— begin The records —

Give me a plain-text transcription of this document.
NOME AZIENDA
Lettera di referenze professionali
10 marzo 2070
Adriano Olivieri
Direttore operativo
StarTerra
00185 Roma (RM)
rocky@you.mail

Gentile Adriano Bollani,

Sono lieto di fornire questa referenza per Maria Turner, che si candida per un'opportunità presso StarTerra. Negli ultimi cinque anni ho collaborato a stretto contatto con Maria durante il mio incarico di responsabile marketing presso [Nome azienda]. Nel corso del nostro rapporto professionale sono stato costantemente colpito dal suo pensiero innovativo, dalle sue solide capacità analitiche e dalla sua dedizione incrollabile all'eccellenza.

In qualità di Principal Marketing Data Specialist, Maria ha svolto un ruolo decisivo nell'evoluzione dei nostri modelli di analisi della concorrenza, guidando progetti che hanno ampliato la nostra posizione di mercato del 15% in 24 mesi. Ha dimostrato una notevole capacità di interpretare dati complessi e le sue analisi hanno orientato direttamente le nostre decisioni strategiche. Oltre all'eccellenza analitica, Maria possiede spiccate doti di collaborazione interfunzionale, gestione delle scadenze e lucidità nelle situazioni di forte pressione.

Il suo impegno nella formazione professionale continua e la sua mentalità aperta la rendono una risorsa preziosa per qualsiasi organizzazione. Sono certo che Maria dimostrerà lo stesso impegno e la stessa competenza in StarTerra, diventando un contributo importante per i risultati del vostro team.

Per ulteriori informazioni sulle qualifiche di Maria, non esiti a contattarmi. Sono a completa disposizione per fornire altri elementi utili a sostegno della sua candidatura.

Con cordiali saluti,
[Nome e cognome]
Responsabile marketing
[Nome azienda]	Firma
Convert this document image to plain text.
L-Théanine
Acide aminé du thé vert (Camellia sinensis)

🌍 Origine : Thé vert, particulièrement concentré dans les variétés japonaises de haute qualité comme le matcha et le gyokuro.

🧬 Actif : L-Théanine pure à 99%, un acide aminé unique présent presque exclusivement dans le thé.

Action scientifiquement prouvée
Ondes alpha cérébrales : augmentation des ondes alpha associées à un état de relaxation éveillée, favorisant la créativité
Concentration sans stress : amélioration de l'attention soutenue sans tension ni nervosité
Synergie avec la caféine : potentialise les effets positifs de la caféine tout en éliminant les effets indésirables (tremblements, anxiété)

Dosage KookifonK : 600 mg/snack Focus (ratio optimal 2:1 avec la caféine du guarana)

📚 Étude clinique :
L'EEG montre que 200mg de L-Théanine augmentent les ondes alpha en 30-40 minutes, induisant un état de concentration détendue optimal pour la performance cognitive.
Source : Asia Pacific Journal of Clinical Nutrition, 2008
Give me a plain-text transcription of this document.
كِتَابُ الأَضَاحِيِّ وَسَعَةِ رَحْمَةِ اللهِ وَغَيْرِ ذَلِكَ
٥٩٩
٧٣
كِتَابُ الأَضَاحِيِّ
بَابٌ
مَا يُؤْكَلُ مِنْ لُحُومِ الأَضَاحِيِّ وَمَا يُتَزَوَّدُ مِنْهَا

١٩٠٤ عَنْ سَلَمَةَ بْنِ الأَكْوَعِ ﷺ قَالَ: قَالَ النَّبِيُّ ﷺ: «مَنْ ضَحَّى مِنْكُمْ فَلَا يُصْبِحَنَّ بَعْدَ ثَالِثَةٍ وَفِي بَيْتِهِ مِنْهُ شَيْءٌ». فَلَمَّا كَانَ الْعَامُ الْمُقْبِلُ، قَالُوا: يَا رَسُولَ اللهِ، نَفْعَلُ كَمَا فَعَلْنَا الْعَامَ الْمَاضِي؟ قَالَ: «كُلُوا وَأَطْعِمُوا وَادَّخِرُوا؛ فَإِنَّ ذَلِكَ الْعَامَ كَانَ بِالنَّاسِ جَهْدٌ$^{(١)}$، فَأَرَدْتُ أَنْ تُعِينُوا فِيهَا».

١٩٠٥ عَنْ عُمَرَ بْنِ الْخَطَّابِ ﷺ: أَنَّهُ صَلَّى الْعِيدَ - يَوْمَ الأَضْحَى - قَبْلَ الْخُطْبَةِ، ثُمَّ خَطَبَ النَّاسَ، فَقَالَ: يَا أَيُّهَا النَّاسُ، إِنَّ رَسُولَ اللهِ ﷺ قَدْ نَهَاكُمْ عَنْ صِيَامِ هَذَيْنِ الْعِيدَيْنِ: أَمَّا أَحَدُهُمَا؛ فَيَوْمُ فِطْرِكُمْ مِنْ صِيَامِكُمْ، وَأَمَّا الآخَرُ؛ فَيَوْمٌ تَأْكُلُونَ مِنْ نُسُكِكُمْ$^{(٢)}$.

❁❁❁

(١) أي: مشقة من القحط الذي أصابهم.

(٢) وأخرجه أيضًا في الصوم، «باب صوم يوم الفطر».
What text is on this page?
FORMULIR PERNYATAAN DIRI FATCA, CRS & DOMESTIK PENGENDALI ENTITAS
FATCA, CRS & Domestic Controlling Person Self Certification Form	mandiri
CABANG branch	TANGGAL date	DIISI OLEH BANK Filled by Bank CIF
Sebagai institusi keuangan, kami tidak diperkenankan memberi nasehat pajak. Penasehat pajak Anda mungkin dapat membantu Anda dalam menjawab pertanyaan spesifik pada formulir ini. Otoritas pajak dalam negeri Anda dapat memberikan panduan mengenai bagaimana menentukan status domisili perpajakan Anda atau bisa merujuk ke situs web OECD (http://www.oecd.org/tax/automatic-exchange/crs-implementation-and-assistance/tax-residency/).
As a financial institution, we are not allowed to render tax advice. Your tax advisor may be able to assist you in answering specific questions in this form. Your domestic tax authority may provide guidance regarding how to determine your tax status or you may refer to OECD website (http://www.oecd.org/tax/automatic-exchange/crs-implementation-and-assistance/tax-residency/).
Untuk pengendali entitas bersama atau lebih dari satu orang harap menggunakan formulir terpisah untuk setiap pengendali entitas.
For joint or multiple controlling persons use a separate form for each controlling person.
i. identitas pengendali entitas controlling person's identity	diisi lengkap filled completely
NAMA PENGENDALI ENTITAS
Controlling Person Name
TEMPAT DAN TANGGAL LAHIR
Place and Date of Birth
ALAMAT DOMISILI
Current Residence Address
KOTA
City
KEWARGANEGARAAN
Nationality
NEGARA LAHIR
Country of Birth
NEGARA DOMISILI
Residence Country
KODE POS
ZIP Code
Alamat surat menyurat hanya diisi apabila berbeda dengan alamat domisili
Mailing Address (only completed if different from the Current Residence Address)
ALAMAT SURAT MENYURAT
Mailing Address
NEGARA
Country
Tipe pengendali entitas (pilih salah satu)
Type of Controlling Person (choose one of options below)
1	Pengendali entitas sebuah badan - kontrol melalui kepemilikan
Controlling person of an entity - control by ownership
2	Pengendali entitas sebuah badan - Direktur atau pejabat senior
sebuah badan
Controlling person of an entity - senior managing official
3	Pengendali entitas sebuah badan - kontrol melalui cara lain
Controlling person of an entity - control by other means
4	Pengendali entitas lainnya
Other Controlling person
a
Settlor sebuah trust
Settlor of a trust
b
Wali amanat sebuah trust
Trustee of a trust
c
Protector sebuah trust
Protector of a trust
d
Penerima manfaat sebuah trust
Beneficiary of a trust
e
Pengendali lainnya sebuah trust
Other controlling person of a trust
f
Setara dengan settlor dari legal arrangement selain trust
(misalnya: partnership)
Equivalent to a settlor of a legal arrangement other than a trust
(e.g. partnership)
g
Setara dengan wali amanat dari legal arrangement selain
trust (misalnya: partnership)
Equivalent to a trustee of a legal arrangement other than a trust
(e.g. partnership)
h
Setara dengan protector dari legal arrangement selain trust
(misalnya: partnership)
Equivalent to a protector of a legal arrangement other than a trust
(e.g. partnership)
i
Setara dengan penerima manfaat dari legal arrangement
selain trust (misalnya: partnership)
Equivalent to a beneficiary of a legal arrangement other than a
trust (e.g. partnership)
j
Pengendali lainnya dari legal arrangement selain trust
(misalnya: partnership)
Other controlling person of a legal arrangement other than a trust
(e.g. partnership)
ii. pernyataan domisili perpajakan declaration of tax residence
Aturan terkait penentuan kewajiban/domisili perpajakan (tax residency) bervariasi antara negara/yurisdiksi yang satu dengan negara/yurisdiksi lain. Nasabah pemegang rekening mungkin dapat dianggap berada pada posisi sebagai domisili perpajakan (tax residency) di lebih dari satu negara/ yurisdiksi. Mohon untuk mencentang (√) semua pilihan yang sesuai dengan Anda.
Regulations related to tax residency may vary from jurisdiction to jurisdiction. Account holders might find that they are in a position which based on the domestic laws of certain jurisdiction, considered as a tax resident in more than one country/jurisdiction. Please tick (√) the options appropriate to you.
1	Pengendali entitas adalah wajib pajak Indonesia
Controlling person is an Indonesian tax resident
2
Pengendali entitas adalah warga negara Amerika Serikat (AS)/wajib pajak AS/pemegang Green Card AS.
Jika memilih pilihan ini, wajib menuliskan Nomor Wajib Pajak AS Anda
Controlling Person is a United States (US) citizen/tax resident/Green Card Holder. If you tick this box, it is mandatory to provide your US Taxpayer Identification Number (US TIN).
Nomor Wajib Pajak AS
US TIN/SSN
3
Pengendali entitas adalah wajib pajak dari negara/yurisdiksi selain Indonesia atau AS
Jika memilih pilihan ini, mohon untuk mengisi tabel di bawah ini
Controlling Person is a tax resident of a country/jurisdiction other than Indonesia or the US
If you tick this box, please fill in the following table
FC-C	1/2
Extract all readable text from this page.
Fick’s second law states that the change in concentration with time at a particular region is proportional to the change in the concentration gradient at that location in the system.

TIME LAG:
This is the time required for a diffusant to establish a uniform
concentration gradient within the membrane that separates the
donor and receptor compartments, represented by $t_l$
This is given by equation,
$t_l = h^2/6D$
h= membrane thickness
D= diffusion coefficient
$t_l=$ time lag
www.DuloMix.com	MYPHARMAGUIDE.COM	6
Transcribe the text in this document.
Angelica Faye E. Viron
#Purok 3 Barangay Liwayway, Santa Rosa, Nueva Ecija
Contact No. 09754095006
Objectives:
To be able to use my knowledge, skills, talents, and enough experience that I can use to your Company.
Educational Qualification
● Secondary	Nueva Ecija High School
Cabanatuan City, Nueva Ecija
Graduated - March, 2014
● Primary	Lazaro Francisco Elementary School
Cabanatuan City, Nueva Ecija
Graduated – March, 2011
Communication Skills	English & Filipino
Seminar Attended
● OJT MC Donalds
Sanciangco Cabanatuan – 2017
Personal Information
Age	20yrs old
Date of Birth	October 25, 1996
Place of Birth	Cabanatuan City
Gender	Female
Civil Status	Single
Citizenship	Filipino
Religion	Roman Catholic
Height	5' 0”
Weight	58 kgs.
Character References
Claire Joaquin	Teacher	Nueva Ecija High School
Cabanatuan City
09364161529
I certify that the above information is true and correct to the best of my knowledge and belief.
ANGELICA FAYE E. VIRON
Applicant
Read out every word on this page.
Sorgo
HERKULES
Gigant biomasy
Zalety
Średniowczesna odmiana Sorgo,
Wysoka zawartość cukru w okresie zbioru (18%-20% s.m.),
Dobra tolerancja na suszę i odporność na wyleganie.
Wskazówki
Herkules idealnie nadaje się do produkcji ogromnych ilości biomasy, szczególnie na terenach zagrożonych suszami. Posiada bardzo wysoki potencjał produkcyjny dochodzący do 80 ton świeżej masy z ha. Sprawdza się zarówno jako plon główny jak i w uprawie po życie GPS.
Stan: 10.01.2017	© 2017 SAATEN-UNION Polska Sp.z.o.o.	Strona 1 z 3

— end The records —

## [To do]
Everything from the line with "Read out every word on this page." to the end of the listing above needs to be duplicated exactly, both end lines included, with nothing more.

## [Expected output]
Read out every word on this page.
Sorgo
HERKULES
Gigant biomasy
Zalety
Średniowczesna odmiana Sorgo,
Wysoka zawartość cukru w okresie zbioru (18%-20% s.m.),
Dobra tolerancja na suszę i odporność na wyleganie.
Wskazówki
Herkules idealnie nadaje się do produkcji ogromnych ilości biomasy, szczególnie na terenach zagrożonych suszami. Posiada bardzo wysoki potencjał produkcyjny dochodzący do 80 ton świeżej masy z ha. Sprawdza się zarówno jako plon główny jak i w uprawie po życie GPS.
Stan: 10.01.2017	© 2017 SAATEN-UNION Polska Sp.z.o.o.	Strona 1 z 3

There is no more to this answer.